> **Problem details**:
Go through the listing and set it down exactly, leaving out its pictures.

> **Task material**:

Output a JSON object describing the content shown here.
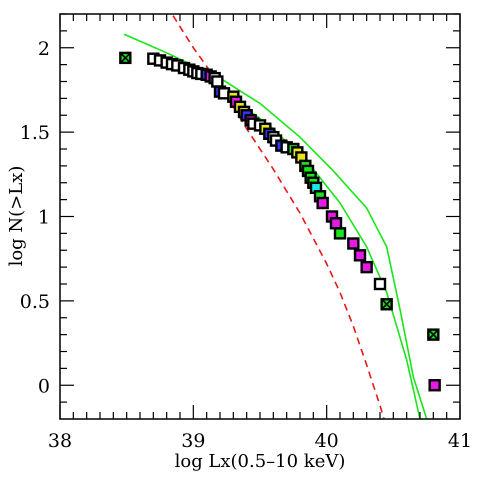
{
  "chart_data": {
    "type": "scatter",
    "xlabel": "log Lx(0.5–10 keV)",
    "ylabel": "log N(>Lx)",
    "xlim": [
      38,
      41
    ],
    "ylim": [
      -0.2,
      2.2
    ],
    "xticks": [
      38,
      39,
      40,
      41
    ],
    "yticks": [
      0,
      0.5,
      1,
      1.5,
      2
    ],
    "grid": false,
    "colors": {
      "model_band": "#19e619",
      "dashed_model": "#e61919",
      "frame": "#000000"
    },
    "curves": [
      {
        "style": "solid",
        "color": "#19e619",
        "points": [
          [
            38.48,
            2.08
          ],
          [
            38.8,
            1.97
          ],
          [
            39.2,
            1.82
          ],
          [
            39.5,
            1.67
          ],
          [
            39.8,
            1.47
          ],
          [
            40.05,
            1.27
          ],
          [
            40.3,
            1.05
          ],
          [
            40.45,
            0.82
          ],
          [
            40.55,
            0.45
          ],
          [
            40.65,
            0.05
          ],
          [
            40.75,
            -0.2
          ]
        ]
      },
      {
        "style": "solid",
        "color": "#19e619",
        "points": [
          [
            38.72,
            1.97
          ],
          [
            39.0,
            1.86
          ],
          [
            39.3,
            1.7
          ],
          [
            39.6,
            1.52
          ],
          [
            39.9,
            1.28
          ],
          [
            40.1,
            1.08
          ],
          [
            40.3,
            0.82
          ],
          [
            40.45,
            0.55
          ],
          [
            40.6,
            0.15
          ],
          [
            40.7,
            -0.2
          ]
        ]
      },
      {
        "style": "dashed",
        "color": "#e61919",
        "points": [
          [
            38.8,
            2.25
          ],
          [
            39.0,
            2.0
          ],
          [
            39.2,
            1.78
          ],
          [
            39.4,
            1.52
          ],
          [
            39.6,
            1.28
          ],
          [
            39.8,
            1.02
          ],
          [
            40.0,
            0.72
          ],
          [
            40.1,
            0.55
          ],
          [
            40.2,
            0.35
          ],
          [
            40.3,
            0.12
          ],
          [
            40.4,
            -0.12
          ],
          [
            40.43,
            -0.2
          ]
        ]
      }
    ],
    "points": [
      {
        "x": 38.49,
        "y": 1.94,
        "fill": "#19e619",
        "cross": true
      },
      {
        "x": 38.7,
        "y": 1.935,
        "fill": "#ffffff"
      },
      {
        "x": 38.75,
        "y": 1.925,
        "fill": "#ffffff"
      },
      {
        "x": 38.8,
        "y": 1.912,
        "fill": "#ffffff"
      },
      {
        "x": 38.84,
        "y": 1.903,
        "fill": "#ffffff"
      },
      {
        "x": 38.88,
        "y": 1.895,
        "fill": "#ffffff"
      },
      {
        "x": 38.93,
        "y": 1.88,
        "fill": "#ffffff"
      },
      {
        "x": 38.97,
        "y": 1.87,
        "fill": "#ffffff"
      },
      {
        "x": 39.0,
        "y": 1.86,
        "fill": "#ffffff"
      },
      {
        "x": 39.03,
        "y": 1.85,
        "fill": "#ffffff"
      },
      {
        "x": 39.06,
        "y": 1.845,
        "fill": "#ffffff"
      },
      {
        "x": 39.1,
        "y": 1.84,
        "fill": "#3333ff"
      },
      {
        "x": 39.13,
        "y": 1.83,
        "fill": "#e619e6"
      },
      {
        "x": 39.16,
        "y": 1.82,
        "fill": "#ffffff"
      },
      {
        "x": 39.18,
        "y": 1.8,
        "fill": "#ffffff"
      },
      {
        "x": 39.2,
        "y": 1.74,
        "fill": "#3333ff"
      },
      {
        "x": 39.23,
        "y": 1.73,
        "fill": "#ffffff"
      },
      {
        "x": 39.3,
        "y": 1.71,
        "fill": "#e6e619"
      },
      {
        "x": 39.32,
        "y": 1.68,
        "fill": "#e619e6"
      },
      {
        "x": 39.35,
        "y": 1.65,
        "fill": "#e6e619"
      },
      {
        "x": 39.38,
        "y": 1.62,
        "fill": "#e6e619"
      },
      {
        "x": 39.4,
        "y": 1.6,
        "fill": "#3333ff"
      },
      {
        "x": 39.43,
        "y": 1.57,
        "fill": "#e619e6"
      },
      {
        "x": 39.45,
        "y": 1.55,
        "fill": "#ffffff"
      },
      {
        "x": 39.5,
        "y": 1.54,
        "fill": "#ffffff"
      },
      {
        "x": 39.54,
        "y": 1.52,
        "fill": "#e6e619"
      },
      {
        "x": 39.57,
        "y": 1.49,
        "fill": "#3333ff"
      },
      {
        "x": 39.6,
        "y": 1.47,
        "fill": "#ffffff"
      },
      {
        "x": 39.62,
        "y": 1.45,
        "fill": "#ffffff"
      },
      {
        "x": 39.66,
        "y": 1.42,
        "fill": "#3333ff"
      },
      {
        "x": 39.7,
        "y": 1.41,
        "fill": "#ffffff"
      },
      {
        "x": 39.75,
        "y": 1.4,
        "fill": "#19e619"
      },
      {
        "x": 39.78,
        "y": 1.38,
        "fill": "#e6e619"
      },
      {
        "x": 39.81,
        "y": 1.35,
        "fill": "#e6e619"
      },
      {
        "x": 39.84,
        "y": 1.3,
        "fill": "#19e619"
      },
      {
        "x": 39.86,
        "y": 1.27,
        "fill": "#19e619"
      },
      {
        "x": 39.88,
        "y": 1.23,
        "fill": "#19e619"
      },
      {
        "x": 39.9,
        "y": 1.2,
        "fill": "#19e619"
      },
      {
        "x": 39.92,
        "y": 1.17,
        "fill": "#19e6e6"
      },
      {
        "x": 39.95,
        "y": 1.12,
        "fill": "#19e619"
      },
      {
        "x": 39.97,
        "y": 1.08,
        "fill": "#e619e6"
      },
      {
        "x": 40.04,
        "y": 1.0,
        "fill": "#e619e6"
      },
      {
        "x": 40.07,
        "y": 0.96,
        "fill": "#e619e6"
      },
      {
        "x": 40.1,
        "y": 0.9,
        "fill": "#19e619"
      },
      {
        "x": 40.2,
        "y": 0.84,
        "fill": "#e619e6"
      },
      {
        "x": 40.25,
        "y": 0.77,
        "fill": "#e619e6"
      },
      {
        "x": 40.3,
        "y": 0.7,
        "fill": "#e619e6"
      },
      {
        "x": 40.4,
        "y": 0.6,
        "fill": "#ffffff"
      },
      {
        "x": 40.45,
        "y": 0.48,
        "fill": "#19e619",
        "cross": true
      },
      {
        "x": 40.8,
        "y": 0.3,
        "fill": "#19e619",
        "cross": true
      },
      {
        "x": 40.81,
        "y": 0.0,
        "fill": "#e619e6"
      }
    ]
  }
}
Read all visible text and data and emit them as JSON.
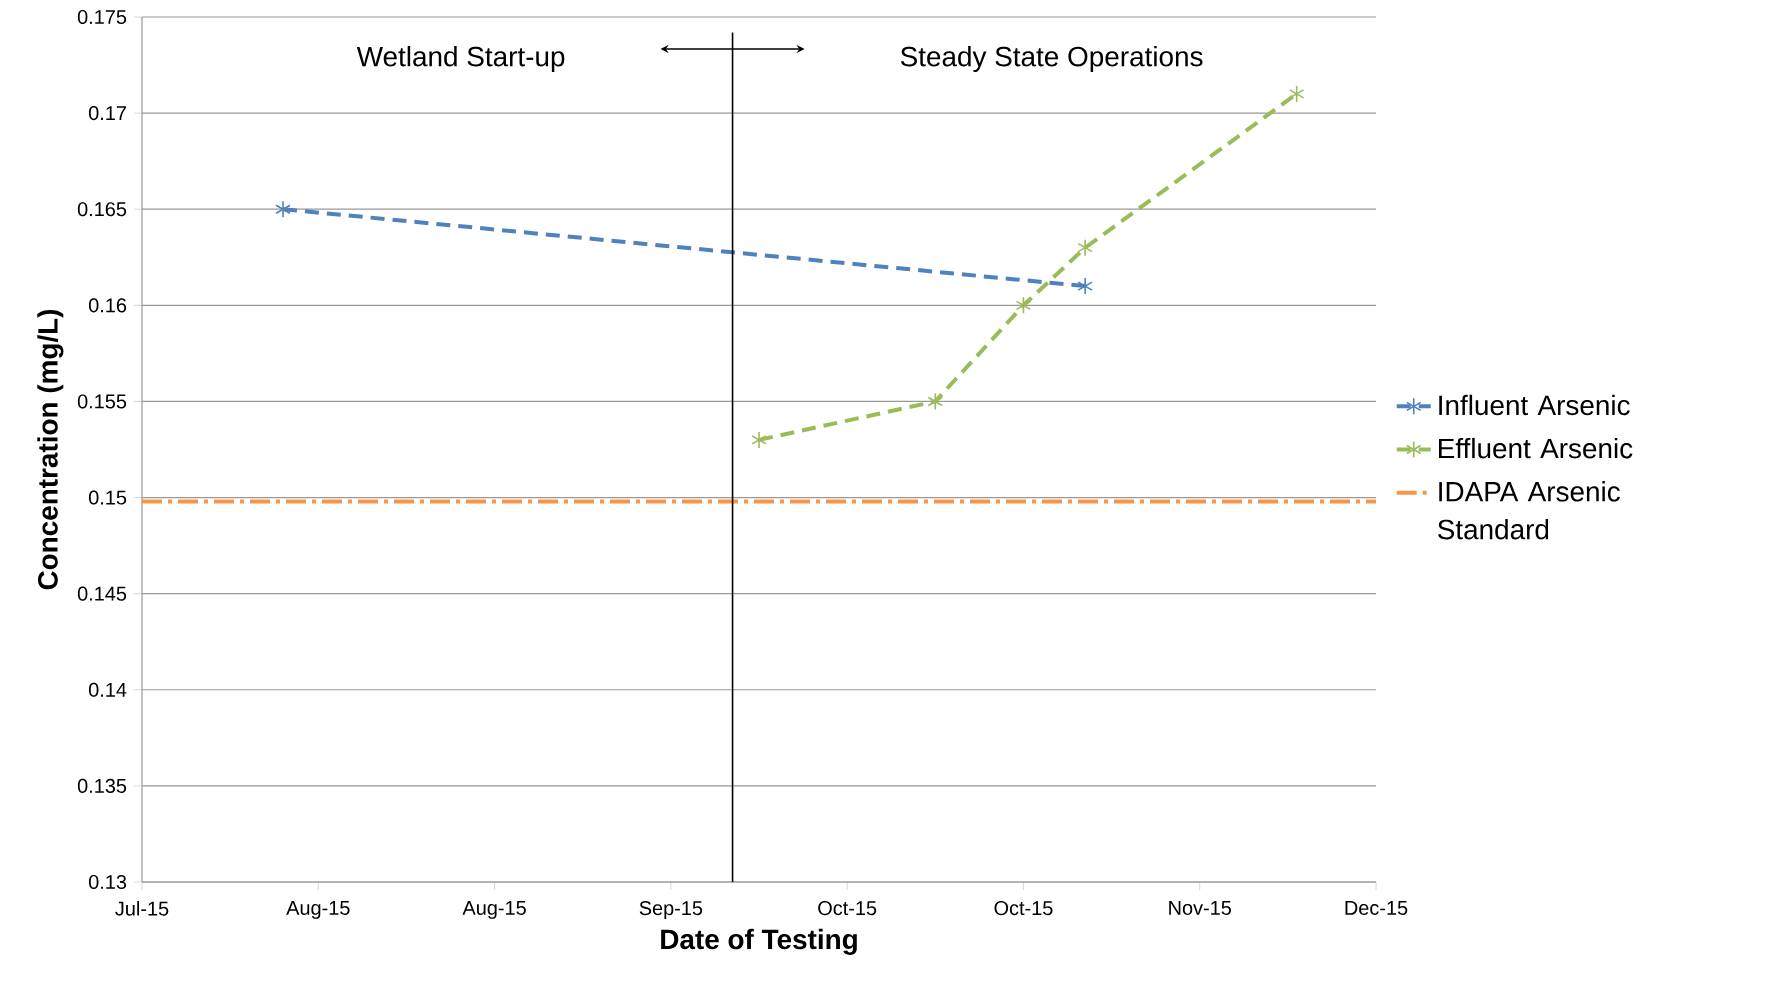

> **Output below**:
Output a JSON object describing the content shown here.
{
  "chart_data": {
    "type": "scatter",
    "xlabel": "log Lx(0.5–10 keV)",
    "ylabel": "log N(>Lx)",
    "xlim": [
      38,
      41
    ],
    "ylim": [
      -0.2,
      2.2
    ],
    "xticks": [
      38,
      39,
      40,
      41
    ],
    "yticks": [
      0,
      0.5,
      1,
      1.5,
      2
    ],
    "grid": false,
    "colors": {
      "model_band": "#19e619",
      "dashed_model": "#e61919",
      "frame": "#000000"
    },
    "curves": [
      {
        "style": "solid",
        "color": "#19e619",
        "points": [
          [
            38.48,
            2.08
          ],
          [
            38.8,
            1.97
          ],
          [
            39.2,
            1.82
          ],
          [
            39.5,
            1.67
          ],
          [
            39.8,
            1.47
          ],
          [
            40.05,
            1.27
          ],
          [
            40.3,
            1.05
          ],
          [
            40.45,
            0.82
          ],
          [
            40.55,
            0.45
          ],
          [
            40.65,
            0.05
          ],
          [
            40.75,
            -0.2
          ]
        ]
      },
      {
        "style": "solid",
        "color": "#19e619",
        "points": [
          [
            38.72,
            1.97
          ],
          [
            39.0,
            1.86
          ],
          [
            39.3,
            1.7
          ],
          [
            39.6,
            1.52
          ],
          [
            39.9,
            1.28
          ],
          [
            40.1,
            1.08
          ],
          [
            40.3,
            0.82
          ],
          [
            40.45,
            0.55
          ],
          [
            40.6,
            0.15
          ],
          [
            40.7,
            -0.2
          ]
        ]
      },
      {
        "style": "dashed",
        "color": "#e61919",
        "points": [
          [
            38.8,
            2.25
          ],
          [
            39.0,
            2.0
          ],
          [
            39.2,
            1.78
          ],
          [
            39.4,
            1.52
          ],
          [
            39.6,
            1.28
          ],
          [
            39.8,
            1.02
          ],
          [
            40.0,
            0.72
          ],
          [
            40.1,
            0.55
          ],
          [
            40.2,
            0.35
          ],
          [
            40.3,
            0.12
          ],
          [
            40.4,
            -0.12
          ],
          [
            40.43,
            -0.2
          ]
        ]
      }
    ],
    "points": [
      {
        "x": 38.49,
        "y": 1.94,
        "fill": "#19e619",
        "cross": true
      },
      {
        "x": 38.7,
        "y": 1.935,
        "fill": "#ffffff"
      },
      {
        "x": 38.75,
        "y": 1.925,
        "fill": "#ffffff"
      },
      {
        "x": 38.8,
        "y": 1.912,
        "fill": "#ffffff"
      },
      {
        "x": 38.84,
        "y": 1.903,
        "fill": "#ffffff"
      },
      {
        "x": 38.88,
        "y": 1.895,
        "fill": "#ffffff"
      },
      {
        "x": 38.93,
        "y": 1.88,
        "fill": "#ffffff"
      },
      {
        "x": 38.97,
        "y": 1.87,
        "fill": "#ffffff"
      },
      {
        "x": 39.0,
        "y": 1.86,
        "fill": "#ffffff"
      },
      {
        "x": 39.03,
        "y": 1.85,
        "fill": "#ffffff"
      },
      {
        "x": 39.06,
        "y": 1.845,
        "fill": "#ffffff"
      },
      {
        "x": 39.1,
        "y": 1.84,
        "fill": "#3333ff"
      },
      {
        "x": 39.13,
        "y": 1.83,
        "fill": "#e619e6"
      },
      {
        "x": 39.16,
        "y": 1.82,
        "fill": "#ffffff"
      },
      {
        "x": 39.18,
        "y": 1.8,
        "fill": "#ffffff"
      },
      {
        "x": 39.2,
        "y": 1.74,
        "fill": "#3333ff"
      },
      {
        "x": 39.23,
        "y": 1.73,
        "fill": "#ffffff"
      },
      {
        "x": 39.3,
        "y": 1.71,
        "fill": "#e6e619"
      },
      {
        "x": 39.32,
        "y": 1.68,
        "fill": "#e619e6"
      },
      {
        "x": 39.35,
        "y": 1.65,
        "fill": "#e6e619"
      },
      {
        "x": 39.38,
        "y": 1.62,
        "fill": "#e6e619"
      },
      {
        "x": 39.4,
        "y": 1.6,
        "fill": "#3333ff"
      },
      {
        "x": 39.43,
        "y": 1.57,
        "fill": "#e619e6"
      },
      {
        "x": 39.45,
        "y": 1.55,
        "fill": "#ffffff"
      },
      {
        "x": 39.5,
        "y": 1.54,
        "fill": "#ffffff"
      },
      {
        "x": 39.54,
        "y": 1.52,
        "fill": "#e6e619"
      },
      {
        "x": 39.57,
        "y": 1.49,
        "fill": "#3333ff"
      },
      {
        "x": 39.6,
        "y": 1.47,
        "fill": "#ffffff"
      },
      {
        "x": 39.62,
        "y": 1.45,
        "fill": "#ffffff"
      },
      {
        "x": 39.66,
        "y": 1.42,
        "fill": "#3333ff"
      },
      {
        "x": 39.7,
        "y": 1.41,
        "fill": "#ffffff"
      },
      {
        "x": 39.75,
        "y": 1.4,
        "fill": "#19e619"
      },
      {
        "x": 39.78,
        "y": 1.38,
        "fill": "#e6e619"
      },
      {
        "x": 39.81,
        "y": 1.35,
        "fill": "#e6e619"
      },
      {
        "x": 39.84,
        "y": 1.3,
        "fill": "#19e619"
      },
      {
        "x": 39.86,
        "y": 1.27,
        "fill": "#19e619"
      },
      {
        "x": 39.88,
        "y": 1.23,
        "fill": "#19e619"
      },
      {
        "x": 39.9,
        "y": 1.2,
        "fill": "#19e619"
      },
      {
        "x": 39.92,
        "y": 1.17,
        "fill": "#19e6e6"
      },
      {
        "x": 39.95,
        "y": 1.12,
        "fill": "#19e619"
      },
      {
        "x": 39.97,
        "y": 1.08,
        "fill": "#e619e6"
      },
      {
        "x": 40.04,
        "y": 1.0,
        "fill": "#e619e6"
      },
      {
        "x": 40.07,
        "y": 0.96,
        "fill": "#e619e6"
      },
      {
        "x": 40.1,
        "y": 0.9,
        "fill": "#19e619"
      },
      {
        "x": 40.2,
        "y": 0.84,
        "fill": "#e619e6"
      },
      {
        "x": 40.25,
        "y": 0.77,
        "fill": "#e619e6"
      },
      {
        "x": 40.3,
        "y": 0.7,
        "fill": "#e619e6"
      },
      {
        "x": 40.4,
        "y": 0.6,
        "fill": "#ffffff"
      },
      {
        "x": 40.45,
        "y": 0.48,
        "fill": "#19e619",
        "cross": true
      },
      {
        "x": 40.8,
        "y": 0.3,
        "fill": "#19e619",
        "cross": true
      },
      {
        "x": 40.81,
        "y": 0.0,
        "fill": "#e619e6"
      }
    ]
  }
}
Read all visible text and data and emit them as JSON.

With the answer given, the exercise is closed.